[Source data start]

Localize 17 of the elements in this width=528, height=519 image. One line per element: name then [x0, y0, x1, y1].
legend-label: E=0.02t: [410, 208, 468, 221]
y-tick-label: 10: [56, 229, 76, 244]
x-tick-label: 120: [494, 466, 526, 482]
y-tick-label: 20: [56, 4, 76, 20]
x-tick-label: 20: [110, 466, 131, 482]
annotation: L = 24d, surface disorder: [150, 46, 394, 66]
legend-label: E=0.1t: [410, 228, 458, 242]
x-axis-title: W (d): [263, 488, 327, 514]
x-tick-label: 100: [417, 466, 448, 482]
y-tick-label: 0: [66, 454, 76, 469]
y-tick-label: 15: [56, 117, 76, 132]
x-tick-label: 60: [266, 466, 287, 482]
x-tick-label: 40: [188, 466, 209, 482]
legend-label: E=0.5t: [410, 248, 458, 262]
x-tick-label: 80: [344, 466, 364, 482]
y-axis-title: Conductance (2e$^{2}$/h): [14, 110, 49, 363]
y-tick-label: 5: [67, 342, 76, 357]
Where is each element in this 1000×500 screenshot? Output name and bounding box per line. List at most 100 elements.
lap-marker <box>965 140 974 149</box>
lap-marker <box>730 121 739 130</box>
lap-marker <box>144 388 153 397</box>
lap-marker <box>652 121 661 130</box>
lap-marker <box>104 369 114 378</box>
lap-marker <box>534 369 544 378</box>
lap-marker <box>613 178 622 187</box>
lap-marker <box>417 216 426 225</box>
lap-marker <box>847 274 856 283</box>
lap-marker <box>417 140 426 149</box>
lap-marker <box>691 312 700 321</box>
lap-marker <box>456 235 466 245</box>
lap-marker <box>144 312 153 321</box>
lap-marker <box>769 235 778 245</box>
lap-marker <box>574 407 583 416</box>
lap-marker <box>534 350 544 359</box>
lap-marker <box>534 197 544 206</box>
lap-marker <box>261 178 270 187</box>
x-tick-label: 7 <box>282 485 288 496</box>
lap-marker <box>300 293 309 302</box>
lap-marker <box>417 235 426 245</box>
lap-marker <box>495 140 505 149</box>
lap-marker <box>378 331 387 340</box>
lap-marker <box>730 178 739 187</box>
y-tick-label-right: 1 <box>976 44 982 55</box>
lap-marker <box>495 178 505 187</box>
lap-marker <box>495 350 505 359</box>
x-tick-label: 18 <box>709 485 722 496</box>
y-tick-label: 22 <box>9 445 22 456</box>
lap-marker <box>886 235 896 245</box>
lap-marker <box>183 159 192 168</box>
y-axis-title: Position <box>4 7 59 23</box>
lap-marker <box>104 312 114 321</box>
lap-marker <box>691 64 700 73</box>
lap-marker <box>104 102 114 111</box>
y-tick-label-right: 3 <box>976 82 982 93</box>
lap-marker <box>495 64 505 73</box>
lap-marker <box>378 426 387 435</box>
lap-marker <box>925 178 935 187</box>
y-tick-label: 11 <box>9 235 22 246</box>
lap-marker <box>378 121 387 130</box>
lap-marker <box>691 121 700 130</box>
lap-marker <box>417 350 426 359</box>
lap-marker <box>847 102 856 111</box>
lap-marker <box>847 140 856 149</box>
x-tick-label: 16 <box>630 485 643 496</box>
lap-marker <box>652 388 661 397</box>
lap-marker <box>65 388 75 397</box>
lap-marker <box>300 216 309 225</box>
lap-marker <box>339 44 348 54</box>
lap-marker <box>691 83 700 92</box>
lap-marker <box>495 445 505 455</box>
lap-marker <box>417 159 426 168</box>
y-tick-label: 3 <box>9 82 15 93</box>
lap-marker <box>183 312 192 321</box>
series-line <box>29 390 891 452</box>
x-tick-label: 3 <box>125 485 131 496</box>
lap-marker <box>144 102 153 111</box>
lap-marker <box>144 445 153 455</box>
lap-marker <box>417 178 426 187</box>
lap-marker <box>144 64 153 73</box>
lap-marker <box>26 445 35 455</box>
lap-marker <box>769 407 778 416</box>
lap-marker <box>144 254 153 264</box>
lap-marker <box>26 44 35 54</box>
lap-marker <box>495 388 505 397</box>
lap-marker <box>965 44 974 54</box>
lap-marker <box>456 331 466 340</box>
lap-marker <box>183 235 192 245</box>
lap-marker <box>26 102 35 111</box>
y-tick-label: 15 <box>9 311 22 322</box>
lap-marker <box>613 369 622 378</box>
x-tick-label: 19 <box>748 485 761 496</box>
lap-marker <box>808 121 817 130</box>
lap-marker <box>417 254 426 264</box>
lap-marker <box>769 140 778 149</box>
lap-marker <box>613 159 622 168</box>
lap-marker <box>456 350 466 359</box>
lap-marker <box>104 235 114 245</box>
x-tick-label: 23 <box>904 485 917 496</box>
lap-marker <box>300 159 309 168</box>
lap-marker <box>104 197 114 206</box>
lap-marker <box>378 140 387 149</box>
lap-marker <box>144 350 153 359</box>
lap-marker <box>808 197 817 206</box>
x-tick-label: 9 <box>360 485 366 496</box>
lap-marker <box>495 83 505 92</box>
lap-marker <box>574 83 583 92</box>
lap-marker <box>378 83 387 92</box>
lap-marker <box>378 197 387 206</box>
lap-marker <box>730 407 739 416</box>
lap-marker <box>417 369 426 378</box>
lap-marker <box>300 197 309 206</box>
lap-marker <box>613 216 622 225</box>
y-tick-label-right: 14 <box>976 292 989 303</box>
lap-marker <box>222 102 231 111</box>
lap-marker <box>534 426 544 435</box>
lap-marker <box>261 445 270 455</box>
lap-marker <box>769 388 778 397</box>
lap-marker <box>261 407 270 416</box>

[Source data end]

* **Stated task**:
Copy every one of these records again, line for line, without changing anything.

* **Answer to this exercise**:
Localize 17 of the elements in this width=528, height=519 image. One line per element: name then [x0, y0, x1, y1].
legend-label: E=0.02t: [410, 208, 468, 221]
y-tick-label: 10: [56, 229, 76, 244]
x-tick-label: 120: [494, 466, 526, 482]
y-tick-label: 20: [56, 4, 76, 20]
x-tick-label: 20: [110, 466, 131, 482]
annotation: L = 24d, surface disorder: [150, 46, 394, 66]
legend-label: E=0.1t: [410, 228, 458, 242]
x-axis-title: W (d): [263, 488, 327, 514]
x-tick-label: 100: [417, 466, 448, 482]
y-tick-label: 0: [66, 454, 76, 469]
y-tick-label: 15: [56, 117, 76, 132]
x-tick-label: 60: [266, 466, 287, 482]
x-tick-label: 40: [188, 466, 209, 482]
legend-label: E=0.5t: [410, 248, 458, 262]
x-tick-label: 80: [344, 466, 364, 482]
y-axis-title: Conductance (2e$^{2}$/h): [14, 110, 49, 363]
y-tick-label: 5: [67, 342, 76, 357]
Where is each element in this 1000×500 screenshot? Output name and bounding box per line. List at most 100 elements.
lap-marker <box>965 140 974 149</box>
lap-marker <box>730 121 739 130</box>
lap-marker <box>144 388 153 397</box>
lap-marker <box>652 121 661 130</box>
lap-marker <box>104 369 114 378</box>
lap-marker <box>534 369 544 378</box>
lap-marker <box>613 178 622 187</box>
lap-marker <box>417 216 426 225</box>
lap-marker <box>847 274 856 283</box>
lap-marker <box>417 140 426 149</box>
lap-marker <box>691 312 700 321</box>
lap-marker <box>456 235 466 245</box>
lap-marker <box>144 312 153 321</box>
lap-marker <box>769 235 778 245</box>
lap-marker <box>574 407 583 416</box>
lap-marker <box>534 350 544 359</box>
lap-marker <box>534 197 544 206</box>
lap-marker <box>261 178 270 187</box>
x-tick-label: 7 <box>282 485 288 496</box>
lap-marker <box>300 293 309 302</box>
lap-marker <box>417 235 426 245</box>
lap-marker <box>495 140 505 149</box>
lap-marker <box>378 331 387 340</box>
lap-marker <box>730 178 739 187</box>
y-tick-label-right: 1 <box>976 44 982 55</box>
lap-marker <box>495 178 505 187</box>
lap-marker <box>495 350 505 359</box>
x-tick-label: 18 <box>709 485 722 496</box>
y-tick-label: 22 <box>9 445 22 456</box>
lap-marker <box>886 235 896 245</box>
lap-marker <box>183 159 192 168</box>
y-axis-title: Position <box>4 7 59 23</box>
lap-marker <box>104 312 114 321</box>
lap-marker <box>691 64 700 73</box>
lap-marker <box>104 102 114 111</box>
y-tick-label-right: 3 <box>976 82 982 93</box>
lap-marker <box>495 64 505 73</box>
lap-marker <box>378 426 387 435</box>
lap-marker <box>925 178 935 187</box>
y-tick-label: 11 <box>9 235 22 246</box>
lap-marker <box>378 121 387 130</box>
lap-marker <box>691 121 700 130</box>
lap-marker <box>417 350 426 359</box>
lap-marker <box>847 102 856 111</box>
lap-marker <box>847 140 856 149</box>
x-tick-label: 16 <box>630 485 643 496</box>
lap-marker <box>652 388 661 397</box>
lap-marker <box>65 388 75 397</box>
lap-marker <box>300 216 309 225</box>
lap-marker <box>339 44 348 54</box>
lap-marker <box>691 83 700 92</box>
lap-marker <box>495 445 505 455</box>
lap-marker <box>417 159 426 168</box>
y-tick-label: 3 <box>9 82 15 93</box>
lap-marker <box>183 312 192 321</box>
series-line <box>29 390 891 452</box>
x-tick-label: 3 <box>125 485 131 496</box>
lap-marker <box>144 102 153 111</box>
lap-marker <box>144 445 153 455</box>
lap-marker <box>417 178 426 187</box>
lap-marker <box>144 64 153 73</box>
lap-marker <box>26 445 35 455</box>
lap-marker <box>769 407 778 416</box>
lap-marker <box>144 254 153 264</box>
lap-marker <box>26 44 35 54</box>
lap-marker <box>495 388 505 397</box>
lap-marker <box>965 44 974 54</box>
lap-marker <box>456 331 466 340</box>
lap-marker <box>183 235 192 245</box>
lap-marker <box>26 102 35 111</box>
y-tick-label: 15 <box>9 311 22 322</box>
lap-marker <box>613 369 622 378</box>
x-tick-label: 19 <box>748 485 761 496</box>
lap-marker <box>808 121 817 130</box>
lap-marker <box>417 254 426 264</box>
lap-marker <box>769 140 778 149</box>
lap-marker <box>613 159 622 168</box>
lap-marker <box>456 350 466 359</box>
lap-marker <box>104 235 114 245</box>
x-tick-label: 23 <box>904 485 917 496</box>
lap-marker <box>300 159 309 168</box>
lap-marker <box>104 197 114 206</box>
lap-marker <box>378 140 387 149</box>
lap-marker <box>144 350 153 359</box>
lap-marker <box>808 197 817 206</box>
x-tick-label: 9 <box>360 485 366 496</box>
lap-marker <box>495 83 505 92</box>
lap-marker <box>574 83 583 92</box>
lap-marker <box>378 83 387 92</box>
lap-marker <box>378 197 387 206</box>
lap-marker <box>730 407 739 416</box>
lap-marker <box>417 369 426 378</box>
lap-marker <box>300 197 309 206</box>
lap-marker <box>613 216 622 225</box>
y-tick-label-right: 14 <box>976 292 989 303</box>
lap-marker <box>222 102 231 111</box>
lap-marker <box>534 426 544 435</box>
lap-marker <box>261 445 270 455</box>
lap-marker <box>769 388 778 397</box>
lap-marker <box>261 407 270 416</box>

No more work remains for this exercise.